THE PROBLEM: Return all the data below as it stands, minus the pictures.

SOURCE RECORDS:
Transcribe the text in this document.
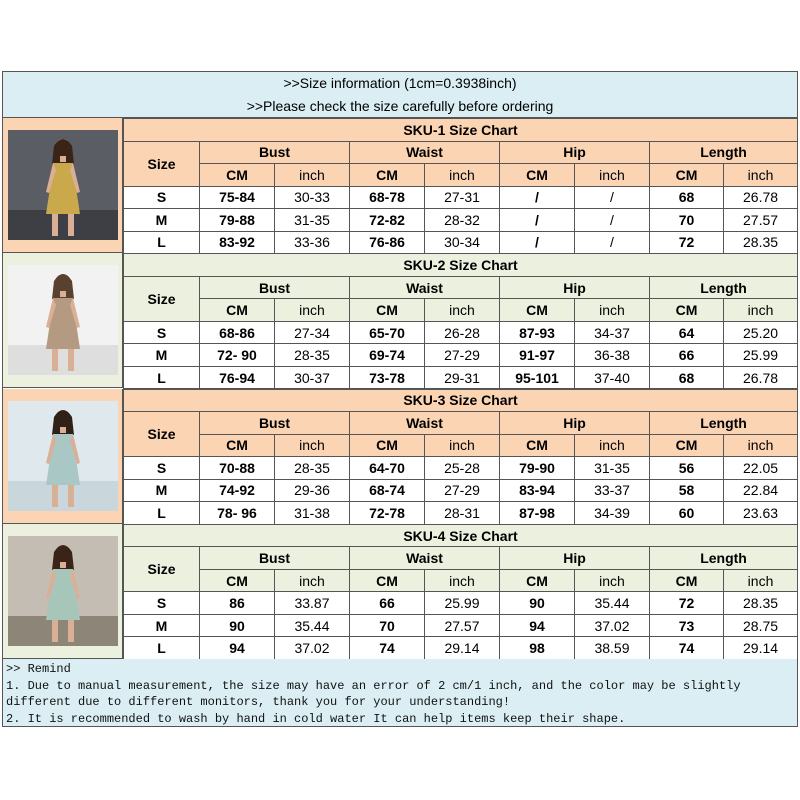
>>Size information (1cm=0.3938inch)
>>Please check the size carefully before ordering
SKU-1 Size Chart								
Size	Bust		Waist		Hip		Length	
	CM	inch	CM	inch	CM	inch	CM	inch
S	75-84	30-33	68-78	27-31	/	/	68	26.78
M	79-88	31-35	72-82	28-32	/	/	70	27.57
L	83-92	33-36	76-86	30-34	/	/	72	28.35
SKU-2 Size Chart								
Size	Bust		Waist		Hip		Length	
	CM	inch	CM	inch	CM	inch	CM	inch
S	68-86	27-34	65-70	26-28	87-93	34-37	64	25.20
M	72- 90	28-35	69-74	27-29	91-97	36-38	66	25.99
L	76-94	30-37	73-78	29-31	95-101	37-40	68	26.78
SKU-3 Size Chart								
Size	Bust		Waist		Hip		Length	
	CM	inch	CM	inch	CM	inch	CM	inch
S	70-88	28-35	64-70	25-28	79-90	31-35	56	22.05
M	74-92	29-36	68-74	27-29	83-94	33-37	58	22.84
L	78- 96	31-38	72-78	28-31	87-98	34-39	60	23.63
SKU-4 Size Chart								
Size	Bust		Waist		Hip		Length	
	CM	inch	CM	inch	CM	inch	CM	inch
S	86	33.87	66	25.99	90	35.44	72	28.35
M	90	35.44	70	27.57	94	37.02	73	28.75
L	94	37.02	74	29.14	98	38.59	74	29.14

>> Remind

1. Due to manual measurement, the size may have an error of 2 cm/1 inch, and the color may be slightly

different due to different monitors, thank you for your understanding!

2. It is recommended to wash by hand in cold water It can help items keep their shape.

TASK RESPONSE:
Transcribe the text in this document.
>>Size information (1cm=0.3938inch)
>>Please check the size carefully before ordering
SKU-1 Size Chart								
Size	Bust		Waist		Hip		Length	
	CM	inch	CM	inch	CM	inch	CM	inch
S	75-84	30-33	68-78	27-31	/	/	68	26.78
M	79-88	31-35	72-82	28-32	/	/	70	27.57
L	83-92	33-36	76-86	30-34	/	/	72	28.35
SKU-2 Size Chart								
Size	Bust		Waist		Hip		Length	
	CM	inch	CM	inch	CM	inch	CM	inch
S	68-86	27-34	65-70	26-28	87-93	34-37	64	25.20
M	72- 90	28-35	69-74	27-29	91-97	36-38	66	25.99
L	76-94	30-37	73-78	29-31	95-101	37-40	68	26.78
SKU-3 Size Chart								
Size	Bust		Waist		Hip		Length	
	CM	inch	CM	inch	CM	inch	CM	inch
S	70-88	28-35	64-70	25-28	79-90	31-35	56	22.05
M	74-92	29-36	68-74	27-29	83-94	33-37	58	22.84
L	78- 96	31-38	72-78	28-31	87-98	34-39	60	23.63
SKU-4 Size Chart								
Size	Bust		Waist		Hip		Length	
	CM	inch	CM	inch	CM	inch	CM	inch
S	86	33.87	66	25.99	90	35.44	72	28.35
M	90	35.44	70	27.57	94	37.02	73	28.75
L	94	37.02	74	29.14	98	38.59	74	29.14

>> Remind

1. Due to manual measurement, the size may have an error of 2 cm/1 inch, and the color may be slightly

different due to different monitors, thank you for your understanding!

2. It is recommended to wash by hand in cold water It can help items keep their shape.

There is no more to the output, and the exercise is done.